▶ TASK PROMPT
Copy out the lines below word for word, from the line with "Patent image size: (1337, 867)." up to and including the line with "The first adjustable".
>>>>>
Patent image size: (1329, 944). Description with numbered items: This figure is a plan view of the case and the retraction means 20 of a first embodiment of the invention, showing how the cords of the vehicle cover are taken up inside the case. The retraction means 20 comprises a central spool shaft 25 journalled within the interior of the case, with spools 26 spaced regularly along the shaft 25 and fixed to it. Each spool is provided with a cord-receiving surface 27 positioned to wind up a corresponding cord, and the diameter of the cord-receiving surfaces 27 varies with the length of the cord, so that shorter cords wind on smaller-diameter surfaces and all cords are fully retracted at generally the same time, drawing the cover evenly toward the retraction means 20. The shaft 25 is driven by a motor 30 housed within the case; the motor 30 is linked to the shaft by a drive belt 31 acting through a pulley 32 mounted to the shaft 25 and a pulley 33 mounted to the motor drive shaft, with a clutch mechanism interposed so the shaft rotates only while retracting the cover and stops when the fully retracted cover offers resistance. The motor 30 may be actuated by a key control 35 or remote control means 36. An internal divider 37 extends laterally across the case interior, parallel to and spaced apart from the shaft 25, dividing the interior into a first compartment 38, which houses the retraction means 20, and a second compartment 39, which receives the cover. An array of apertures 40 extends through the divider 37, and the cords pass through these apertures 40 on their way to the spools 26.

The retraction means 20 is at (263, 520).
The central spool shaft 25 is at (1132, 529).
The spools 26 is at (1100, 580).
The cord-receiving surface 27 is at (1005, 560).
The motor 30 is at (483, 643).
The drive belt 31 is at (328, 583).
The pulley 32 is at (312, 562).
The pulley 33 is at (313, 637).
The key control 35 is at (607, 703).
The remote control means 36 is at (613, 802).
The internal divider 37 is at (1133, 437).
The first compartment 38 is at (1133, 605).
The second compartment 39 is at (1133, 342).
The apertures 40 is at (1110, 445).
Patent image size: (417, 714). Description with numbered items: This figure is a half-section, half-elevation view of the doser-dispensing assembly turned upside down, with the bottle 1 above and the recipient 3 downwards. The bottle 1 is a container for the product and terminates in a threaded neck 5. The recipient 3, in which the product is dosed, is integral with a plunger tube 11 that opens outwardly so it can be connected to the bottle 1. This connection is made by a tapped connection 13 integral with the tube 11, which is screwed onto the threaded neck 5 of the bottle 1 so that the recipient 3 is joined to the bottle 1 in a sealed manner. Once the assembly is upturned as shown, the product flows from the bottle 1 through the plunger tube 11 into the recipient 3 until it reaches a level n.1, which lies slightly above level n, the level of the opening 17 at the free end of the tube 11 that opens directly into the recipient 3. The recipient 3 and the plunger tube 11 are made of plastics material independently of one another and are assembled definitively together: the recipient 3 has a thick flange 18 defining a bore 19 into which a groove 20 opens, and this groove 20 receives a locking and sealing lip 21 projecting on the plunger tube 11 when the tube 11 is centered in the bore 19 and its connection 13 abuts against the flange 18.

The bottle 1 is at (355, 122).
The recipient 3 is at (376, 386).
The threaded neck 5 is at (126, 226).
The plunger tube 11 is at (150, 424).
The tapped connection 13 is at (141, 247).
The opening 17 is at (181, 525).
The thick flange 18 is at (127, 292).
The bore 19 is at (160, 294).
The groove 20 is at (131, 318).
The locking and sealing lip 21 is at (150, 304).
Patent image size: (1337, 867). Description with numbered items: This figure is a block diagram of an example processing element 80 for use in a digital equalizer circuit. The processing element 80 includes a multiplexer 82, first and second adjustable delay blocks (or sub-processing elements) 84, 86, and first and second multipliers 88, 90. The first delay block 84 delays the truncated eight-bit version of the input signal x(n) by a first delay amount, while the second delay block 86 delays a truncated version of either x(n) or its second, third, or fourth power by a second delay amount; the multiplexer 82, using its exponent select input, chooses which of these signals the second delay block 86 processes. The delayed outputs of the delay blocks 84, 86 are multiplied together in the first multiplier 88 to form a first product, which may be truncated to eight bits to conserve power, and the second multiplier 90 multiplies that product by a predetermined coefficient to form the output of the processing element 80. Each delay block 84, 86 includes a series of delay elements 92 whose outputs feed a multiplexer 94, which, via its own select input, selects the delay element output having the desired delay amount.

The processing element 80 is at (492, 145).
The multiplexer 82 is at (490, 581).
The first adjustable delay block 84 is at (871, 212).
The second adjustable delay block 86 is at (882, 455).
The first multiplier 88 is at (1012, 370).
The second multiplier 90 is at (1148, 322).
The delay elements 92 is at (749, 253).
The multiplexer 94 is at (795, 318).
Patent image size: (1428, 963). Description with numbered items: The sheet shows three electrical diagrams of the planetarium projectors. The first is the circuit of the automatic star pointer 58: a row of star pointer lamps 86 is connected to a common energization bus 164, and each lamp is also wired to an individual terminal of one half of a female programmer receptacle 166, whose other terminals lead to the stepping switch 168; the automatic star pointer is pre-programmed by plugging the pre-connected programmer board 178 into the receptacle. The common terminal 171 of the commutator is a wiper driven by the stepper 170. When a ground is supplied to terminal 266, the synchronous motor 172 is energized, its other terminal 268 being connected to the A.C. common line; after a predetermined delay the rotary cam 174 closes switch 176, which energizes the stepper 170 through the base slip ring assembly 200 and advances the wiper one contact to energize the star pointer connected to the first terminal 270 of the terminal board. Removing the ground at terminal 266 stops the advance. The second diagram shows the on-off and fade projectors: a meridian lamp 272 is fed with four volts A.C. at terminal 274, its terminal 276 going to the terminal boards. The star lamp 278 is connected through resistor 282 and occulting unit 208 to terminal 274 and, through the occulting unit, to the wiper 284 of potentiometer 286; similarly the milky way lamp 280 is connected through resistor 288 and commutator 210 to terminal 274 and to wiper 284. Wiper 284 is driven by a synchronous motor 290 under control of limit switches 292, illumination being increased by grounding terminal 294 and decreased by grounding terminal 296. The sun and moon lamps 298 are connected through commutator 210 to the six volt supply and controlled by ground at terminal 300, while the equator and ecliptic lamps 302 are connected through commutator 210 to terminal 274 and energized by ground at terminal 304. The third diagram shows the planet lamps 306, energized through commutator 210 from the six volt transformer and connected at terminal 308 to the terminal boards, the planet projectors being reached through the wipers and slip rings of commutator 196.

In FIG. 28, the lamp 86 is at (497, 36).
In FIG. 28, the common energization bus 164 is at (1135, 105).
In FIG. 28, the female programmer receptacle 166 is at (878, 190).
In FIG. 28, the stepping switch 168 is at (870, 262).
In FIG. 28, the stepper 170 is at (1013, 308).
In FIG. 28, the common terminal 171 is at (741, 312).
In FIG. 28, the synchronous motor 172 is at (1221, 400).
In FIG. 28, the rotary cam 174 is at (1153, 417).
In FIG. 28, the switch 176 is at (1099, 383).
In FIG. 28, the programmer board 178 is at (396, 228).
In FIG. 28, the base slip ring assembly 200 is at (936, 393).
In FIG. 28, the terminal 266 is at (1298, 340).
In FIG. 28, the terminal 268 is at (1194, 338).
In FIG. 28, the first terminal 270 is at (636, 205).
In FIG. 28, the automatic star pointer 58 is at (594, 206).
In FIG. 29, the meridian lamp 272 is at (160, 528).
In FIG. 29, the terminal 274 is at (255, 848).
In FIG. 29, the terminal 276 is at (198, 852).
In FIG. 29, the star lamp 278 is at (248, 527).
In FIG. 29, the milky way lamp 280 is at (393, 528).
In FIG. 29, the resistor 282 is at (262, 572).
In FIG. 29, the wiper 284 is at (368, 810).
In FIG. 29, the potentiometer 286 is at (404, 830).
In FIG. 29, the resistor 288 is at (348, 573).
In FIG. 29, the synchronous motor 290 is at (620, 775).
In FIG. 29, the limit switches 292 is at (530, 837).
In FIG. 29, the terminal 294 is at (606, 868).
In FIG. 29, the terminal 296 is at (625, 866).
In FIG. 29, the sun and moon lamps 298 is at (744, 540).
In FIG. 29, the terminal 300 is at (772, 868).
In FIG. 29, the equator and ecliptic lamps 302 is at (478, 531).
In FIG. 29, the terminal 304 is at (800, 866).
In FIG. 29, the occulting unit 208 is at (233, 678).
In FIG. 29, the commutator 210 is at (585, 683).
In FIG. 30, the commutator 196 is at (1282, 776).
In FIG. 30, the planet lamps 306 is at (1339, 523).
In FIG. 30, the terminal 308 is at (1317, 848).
<<<<<
▶ SOLUTION BELOW
Patent image size: (1337, 867). Description with numbered items: This figure is a block diagram of an example processing element 80 for use in a digital equalizer circuit. The processing element 80 includes a multiplexer 82, first and second adjustable delay blocks (or sub-processing elements) 84, 86, and first and second multipliers 88, 90. The first delay block 84 delays the truncated eight-bit version of the input signal x(n) by a first delay amount, while the second delay block 86 delays a truncated version of either x(n) or its second, third, or fourth power by a second delay amount; the multiplexer 82, using its exponent select input, chooses which of these signals the second delay block 86 processes. The delayed outputs of the delay blocks 84, 86 are multiplied together in the first multiplier 88 to form a first product, which may be truncated to eight bits to conserve power, and the second multiplier 90 multiplies that product by a predetermined coefficient to form the output of the processing element 80. Each delay block 84, 86 includes a series of delay elements 92 whose outputs feed a multiplexer 94, which, via its own select input, selects the delay element output having the desired delay amount.

The processing element 80 is at (492, 145).
The multiplexer 82 is at (490, 581).
The first adjustable delay block 84 is at (871, 212).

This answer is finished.